Fine Arts

Graduate work on display for public

The 34th Master of Fine Arts Thesis Exhibition reception organized by the Blaffer Art Museum took place Saturday at DiverseWorks Art Space.

The event displayed the works of eleven graduating Master’s of Fine Arts students, spanning all five departments of the program.

Chuck Ivy, the first graduate of the Interdisciplinary Practice and Emerging Forms program, utilized reactive installation and code to create an audio and visual projection.

Ivy’s technological display, “Identified, Detained & Inspected,” included a cartoon of Inspector Clouseau graphically affected by live Houston Police dispatch radios.

Graphic communications student Danilo Bojic’s “Passage,” made of birch plywood, digital print and vinyl, led the viewer through a curling passageway of panels featuring words like “compassion,” “joy” and, going deeper, “challenge” and “independence.”

His work also consisted of jutting color-treated images of well-known local buildings as well along the wall.

Sculptor Natali Leduc’s created a large wooden structure accompanied by other components such as a bike and caution tape titled “Giant Multitron,” made of “wood, more wood, metal, mistakes and time.”

Questions to answer:
1. Rewrite the paragraph of the exhibition article that begins "Graphic communications student Danilo Bojic's" as one shorter sentence that keeps its main facts.
2. According to the exhibition article, how many graduating Master's of Fine Arts students had work on display?
3. Summarize the exhibition article in two sentences.

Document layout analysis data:
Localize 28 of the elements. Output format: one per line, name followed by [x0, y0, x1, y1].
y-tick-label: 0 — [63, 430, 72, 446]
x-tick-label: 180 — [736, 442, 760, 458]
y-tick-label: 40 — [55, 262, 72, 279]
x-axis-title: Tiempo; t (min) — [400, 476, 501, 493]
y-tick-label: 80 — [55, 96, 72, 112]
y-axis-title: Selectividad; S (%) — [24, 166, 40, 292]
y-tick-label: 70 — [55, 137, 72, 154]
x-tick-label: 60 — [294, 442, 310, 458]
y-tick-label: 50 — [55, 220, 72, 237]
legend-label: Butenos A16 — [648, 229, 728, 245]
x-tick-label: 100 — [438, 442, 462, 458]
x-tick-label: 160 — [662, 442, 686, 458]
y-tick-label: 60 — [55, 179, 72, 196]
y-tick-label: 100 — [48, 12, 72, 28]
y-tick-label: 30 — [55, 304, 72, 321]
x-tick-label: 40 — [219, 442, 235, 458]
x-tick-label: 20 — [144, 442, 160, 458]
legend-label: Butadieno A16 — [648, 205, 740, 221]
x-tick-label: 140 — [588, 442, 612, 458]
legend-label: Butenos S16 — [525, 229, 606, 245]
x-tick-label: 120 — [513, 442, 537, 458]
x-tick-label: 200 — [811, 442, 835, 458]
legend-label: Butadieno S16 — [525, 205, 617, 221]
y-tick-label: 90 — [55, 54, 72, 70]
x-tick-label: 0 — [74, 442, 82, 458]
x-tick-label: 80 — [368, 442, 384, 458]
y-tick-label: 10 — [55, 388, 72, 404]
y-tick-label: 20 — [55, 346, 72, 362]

Written answers:
1. Danilo Bojic, a graphic communications student, made "Passage" from birch plywood, digital print and vinyl: a curling passageway of panels with words such as "compassion," "joy," "challenge" and "independence."

2. Eleven.

3. The Blaffer Art Museum's 34th Master of Fine Arts Thesis Exhibition reception took place Saturday at DiverseWorks Art Space and showed work by eleven graduating students from all five departments of the program. Among the works were Chuck Ivy's audio and visual projection driven by live Houston Police dispatch radios and Danilo Bojic's "Passage," a curling passageway of panels bearing words.